WHAT IS BEING ASKED » All of the lines below are to be printed again exactly; images are excluded from the output.

═══ LISTED RECORDS ═══

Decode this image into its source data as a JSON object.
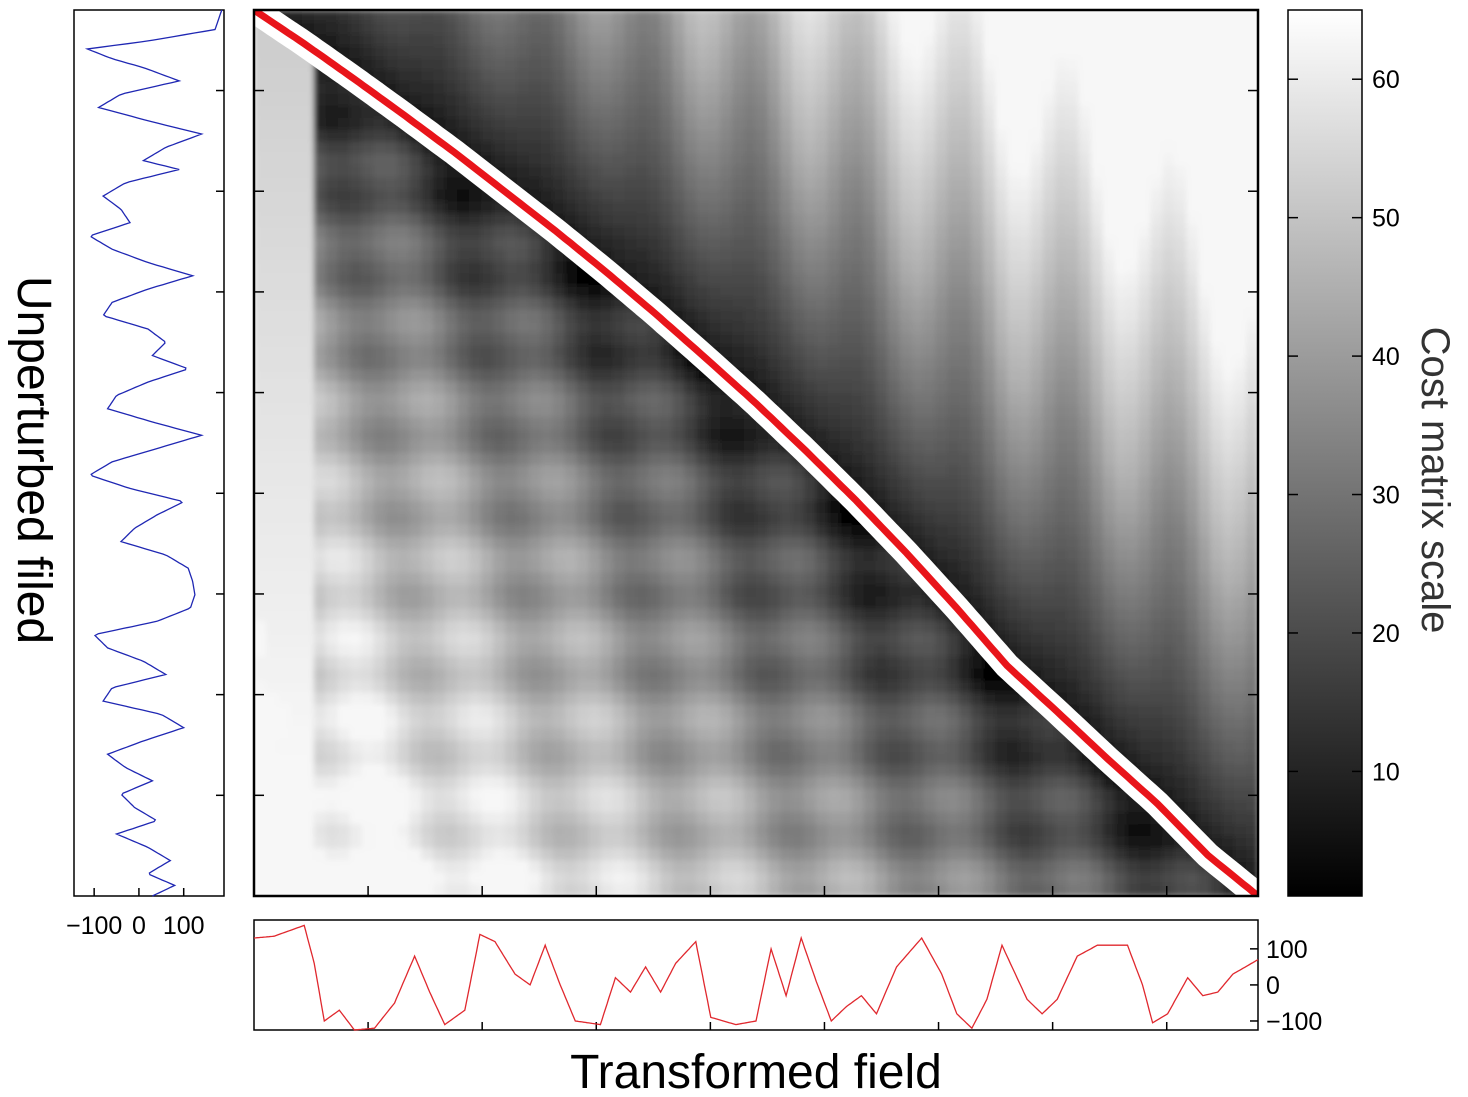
{
  "chart_data": [
    {
      "type": "heatmap",
      "id": "cost_matrix",
      "xlabel": "Transformed field",
      "ylabel": "Unperturbed filed",
      "colorbar": {
        "label": "Cost matrix scale",
        "min": 1,
        "max": 65,
        "ticks": [
          10,
          20,
          30,
          40,
          50,
          60
        ],
        "colormap": "gray"
      },
      "path_color": "#e8141a",
      "path": {
        "x": [
          0,
          0.05,
          0.1,
          0.15,
          0.2,
          0.25,
          0.3,
          0.35,
          0.4,
          0.45,
          0.5,
          0.55,
          0.6,
          0.65,
          0.7,
          0.75,
          0.8,
          0.85,
          0.9,
          0.95,
          1.0
        ],
        "y": [
          1.0,
          0.962,
          0.922,
          0.881,
          0.839,
          0.795,
          0.751,
          0.705,
          0.657,
          0.607,
          0.556,
          0.502,
          0.446,
          0.387,
          0.325,
          0.26,
          0.208,
          0.155,
          0.104,
          0.046,
          0
        ]
      }
    },
    {
      "type": "line",
      "id": "unperturbed_field",
      "orientation": "vertical",
      "color": "#1f27b3",
      "xticks": [
        "−100",
        "0",
        "100"
      ],
      "xtick_values": [
        -100,
        0,
        100
      ],
      "xlim": [
        -145,
        190
      ],
      "profile": [
        [
          1.0,
          185
        ],
        [
          0.978,
          170
        ],
        [
          0.965,
          20
        ],
        [
          0.956,
          -115
        ],
        [
          0.945,
          -60
        ],
        [
          0.935,
          10
        ],
        [
          0.92,
          90
        ],
        [
          0.905,
          -40
        ],
        [
          0.89,
          -90
        ],
        [
          0.875,
          20
        ],
        [
          0.86,
          140
        ],
        [
          0.845,
          60
        ],
        [
          0.83,
          10
        ],
        [
          0.82,
          90
        ],
        [
          0.805,
          -30
        ],
        [
          0.79,
          -80
        ],
        [
          0.775,
          -40
        ],
        [
          0.76,
          -20
        ],
        [
          0.745,
          -110
        ],
        [
          0.73,
          -60
        ],
        [
          0.715,
          20
        ],
        [
          0.7,
          120
        ],
        [
          0.685,
          20
        ],
        [
          0.67,
          -60
        ],
        [
          0.655,
          -80
        ],
        [
          0.64,
          20
        ],
        [
          0.625,
          60
        ],
        [
          0.61,
          30
        ],
        [
          0.595,
          110
        ],
        [
          0.58,
          20
        ],
        [
          0.565,
          -50
        ],
        [
          0.55,
          -70
        ],
        [
          0.535,
          30
        ],
        [
          0.52,
          140
        ],
        [
          0.505,
          40
        ],
        [
          0.49,
          -60
        ],
        [
          0.475,
          -110
        ],
        [
          0.46,
          -20
        ],
        [
          0.445,
          100
        ],
        [
          0.43,
          40
        ],
        [
          0.415,
          -10
        ],
        [
          0.4,
          -40
        ],
        [
          0.385,
          60
        ],
        [
          0.37,
          110
        ],
        [
          0.355,
          120
        ],
        [
          0.34,
          125
        ],
        [
          0.325,
          115
        ],
        [
          0.31,
          40
        ],
        [
          0.295,
          -100
        ],
        [
          0.28,
          -70
        ],
        [
          0.265,
          10
        ],
        [
          0.25,
          60
        ],
        [
          0.235,
          -60
        ],
        [
          0.22,
          -80
        ],
        [
          0.205,
          50
        ],
        [
          0.19,
          100
        ],
        [
          0.175,
          10
        ],
        [
          0.16,
          -70
        ],
        [
          0.145,
          -30
        ],
        [
          0.13,
          30
        ],
        [
          0.115,
          -40
        ],
        [
          0.1,
          -10
        ],
        [
          0.085,
          40
        ],
        [
          0.07,
          -50
        ],
        [
          0.055,
          20
        ],
        [
          0.04,
          70
        ],
        [
          0.025,
          20
        ],
        [
          0.012,
          80
        ],
        [
          0.0,
          30
        ]
      ]
    },
    {
      "type": "line",
      "id": "transformed_field",
      "color": "#e0282e",
      "yticks": [
        "100",
        "0",
        "−100"
      ],
      "ytick_values": [
        100,
        0,
        -100
      ],
      "ylim": [
        -125,
        180
      ],
      "profile": [
        [
          0.0,
          130
        ],
        [
          0.02,
          135
        ],
        [
          0.05,
          165
        ],
        [
          0.06,
          60
        ],
        [
          0.07,
          -100
        ],
        [
          0.085,
          -70
        ],
        [
          0.1,
          -125
        ],
        [
          0.12,
          -120
        ],
        [
          0.14,
          -50
        ],
        [
          0.16,
          80
        ],
        [
          0.175,
          -20
        ],
        [
          0.19,
          -110
        ],
        [
          0.21,
          -70
        ],
        [
          0.225,
          140
        ],
        [
          0.24,
          120
        ],
        [
          0.26,
          30
        ],
        [
          0.275,
          0
        ],
        [
          0.29,
          110
        ],
        [
          0.305,
          0
        ],
        [
          0.32,
          -100
        ],
        [
          0.345,
          -110
        ],
        [
          0.36,
          20
        ],
        [
          0.375,
          -20
        ],
        [
          0.39,
          50
        ],
        [
          0.405,
          -20
        ],
        [
          0.42,
          60
        ],
        [
          0.44,
          120
        ],
        [
          0.455,
          -90
        ],
        [
          0.48,
          -110
        ],
        [
          0.5,
          -100
        ],
        [
          0.515,
          100
        ],
        [
          0.53,
          -30
        ],
        [
          0.545,
          130
        ],
        [
          0.56,
          10
        ],
        [
          0.575,
          -100
        ],
        [
          0.59,
          -60
        ],
        [
          0.605,
          -30
        ],
        [
          0.62,
          -80
        ],
        [
          0.64,
          50
        ],
        [
          0.665,
          130
        ],
        [
          0.685,
          30
        ],
        [
          0.7,
          -80
        ],
        [
          0.715,
          -120
        ],
        [
          0.73,
          -40
        ],
        [
          0.745,
          110
        ],
        [
          0.76,
          20
        ],
        [
          0.77,
          -40
        ],
        [
          0.785,
          -80
        ],
        [
          0.8,
          -40
        ],
        [
          0.82,
          80
        ],
        [
          0.84,
          110
        ],
        [
          0.87,
          110
        ],
        [
          0.885,
          0
        ],
        [
          0.895,
          -105
        ],
        [
          0.91,
          -80
        ],
        [
          0.93,
          20
        ],
        [
          0.945,
          -30
        ],
        [
          0.96,
          -20
        ],
        [
          0.975,
          30
        ],
        [
          1.0,
          70
        ]
      ]
    }
  ]
}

═══

ANSWER TO THE TASK »
Decode this image into its source data as a JSON object.
{
  "chart_data": [
    {
      "type": "heatmap",
      "id": "cost_matrix",
      "xlabel": "Transformed field",
      "ylabel": "Unperturbed filed",
      "colorbar": {
        "label": "Cost matrix scale",
        "min": 1,
        "max": 65,
        "ticks": [
          10,
          20,
          30,
          40,
          50,
          60
        ],
        "colormap": "gray"
      },
      "path_color": "#e8141a",
      "path": {
        "x": [
          0,
          0.05,
          0.1,
          0.15,
          0.2,
          0.25,
          0.3,
          0.35,
          0.4,
          0.45,
          0.5,
          0.55,
          0.6,
          0.65,
          0.7,
          0.75,
          0.8,
          0.85,
          0.9,
          0.95,
          1.0
        ],
        "y": [
          1.0,
          0.962,
          0.922,
          0.881,
          0.839,
          0.795,
          0.751,
          0.705,
          0.657,
          0.607,
          0.556,
          0.502,
          0.446,
          0.387,
          0.325,
          0.26,
          0.208,
          0.155,
          0.104,
          0.046,
          0
        ]
      }
    },
    {
      "type": "line",
      "id": "unperturbed_field",
      "orientation": "vertical",
      "color": "#1f27b3",
      "xticks": [
        "−100",
        "0",
        "100"
      ],
      "xtick_values": [
        -100,
        0,
        100
      ],
      "xlim": [
        -145,
        190
      ],
      "profile": [
        [
          1.0,
          185
        ],
        [
          0.978,
          170
        ],
        [
          0.965,
          20
        ],
        [
          0.956,
          -115
        ],
        [
          0.945,
          -60
        ],
        [
          0.935,
          10
        ],
        [
          0.92,
          90
        ],
        [
          0.905,
          -40
        ],
        [
          0.89,
          -90
        ],
        [
          0.875,
          20
        ],
        [
          0.86,
          140
        ],
        [
          0.845,
          60
        ],
        [
          0.83,
          10
        ],
        [
          0.82,
          90
        ],
        [
          0.805,
          -30
        ],
        [
          0.79,
          -80
        ],
        [
          0.775,
          -40
        ],
        [
          0.76,
          -20
        ],
        [
          0.745,
          -110
        ],
        [
          0.73,
          -60
        ],
        [
          0.715,
          20
        ],
        [
          0.7,
          120
        ],
        [
          0.685,
          20
        ],
        [
          0.67,
          -60
        ],
        [
          0.655,
          -80
        ],
        [
          0.64,
          20
        ],
        [
          0.625,
          60
        ],
        [
          0.61,
          30
        ],
        [
          0.595,
          110
        ],
        [
          0.58,
          20
        ],
        [
          0.565,
          -50
        ],
        [
          0.55,
          -70
        ],
        [
          0.535,
          30
        ],
        [
          0.52,
          140
        ],
        [
          0.505,
          40
        ],
        [
          0.49,
          -60
        ],
        [
          0.475,
          -110
        ],
        [
          0.46,
          -20
        ],
        [
          0.445,
          100
        ],
        [
          0.43,
          40
        ],
        [
          0.415,
          -10
        ],
        [
          0.4,
          -40
        ],
        [
          0.385,
          60
        ],
        [
          0.37,
          110
        ],
        [
          0.355,
          120
        ],
        [
          0.34,
          125
        ],
        [
          0.325,
          115
        ],
        [
          0.31,
          40
        ],
        [
          0.295,
          -100
        ],
        [
          0.28,
          -70
        ],
        [
          0.265,
          10
        ],
        [
          0.25,
          60
        ],
        [
          0.235,
          -60
        ],
        [
          0.22,
          -80
        ],
        [
          0.205,
          50
        ],
        [
          0.19,
          100
        ],
        [
          0.175,
          10
        ],
        [
          0.16,
          -70
        ],
        [
          0.145,
          -30
        ],
        [
          0.13,
          30
        ],
        [
          0.115,
          -40
        ],
        [
          0.1,
          -10
        ],
        [
          0.085,
          40
        ],
        [
          0.07,
          -50
        ],
        [
          0.055,
          20
        ],
        [
          0.04,
          70
        ],
        [
          0.025,
          20
        ],
        [
          0.012,
          80
        ],
        [
          0.0,
          30
        ]
      ]
    },
    {
      "type": "line",
      "id": "transformed_field",
      "color": "#e0282e",
      "yticks": [
        "100",
        "0",
        "−100"
      ],
      "ytick_values": [
        100,
        0,
        -100
      ],
      "ylim": [
        -125,
        180
      ],
      "profile": [
        [
          0.0,
          130
        ],
        [
          0.02,
          135
        ],
        [
          0.05,
          165
        ],
        [
          0.06,
          60
        ],
        [
          0.07,
          -100
        ],
        [
          0.085,
          -70
        ],
        [
          0.1,
          -125
        ],
        [
          0.12,
          -120
        ],
        [
          0.14,
          -50
        ],
        [
          0.16,
          80
        ],
        [
          0.175,
          -20
        ],
        [
          0.19,
          -110
        ],
        [
          0.21,
          -70
        ],
        [
          0.225,
          140
        ],
        [
          0.24,
          120
        ],
        [
          0.26,
          30
        ],
        [
          0.275,
          0
        ],
        [
          0.29,
          110
        ],
        [
          0.305,
          0
        ],
        [
          0.32,
          -100
        ],
        [
          0.345,
          -110
        ],
        [
          0.36,
          20
        ],
        [
          0.375,
          -20
        ],
        [
          0.39,
          50
        ],
        [
          0.405,
          -20
        ],
        [
          0.42,
          60
        ],
        [
          0.44,
          120
        ],
        [
          0.455,
          -90
        ],
        [
          0.48,
          -110
        ],
        [
          0.5,
          -100
        ],
        [
          0.515,
          100
        ],
        [
          0.53,
          -30
        ],
        [
          0.545,
          130
        ],
        [
          0.56,
          10
        ],
        [
          0.575,
          -100
        ],
        [
          0.59,
          -60
        ],
        [
          0.605,
          -30
        ],
        [
          0.62,
          -80
        ],
        [
          0.64,
          50
        ],
        [
          0.665,
          130
        ],
        [
          0.685,
          30
        ],
        [
          0.7,
          -80
        ],
        [
          0.715,
          -120
        ],
        [
          0.73,
          -40
        ],
        [
          0.745,
          110
        ],
        [
          0.76,
          20
        ],
        [
          0.77,
          -40
        ],
        [
          0.785,
          -80
        ],
        [
          0.8,
          -40
        ],
        [
          0.82,
          80
        ],
        [
          0.84,
          110
        ],
        [
          0.87,
          110
        ],
        [
          0.885,
          0
        ],
        [
          0.895,
          -105
        ],
        [
          0.91,
          -80
        ],
        [
          0.93,
          20
        ],
        [
          0.945,
          -30
        ],
        [
          0.96,
          -20
        ],
        [
          0.975,
          30
        ],
        [
          1.0,
          70
        ]
      ]
    }
  ]
}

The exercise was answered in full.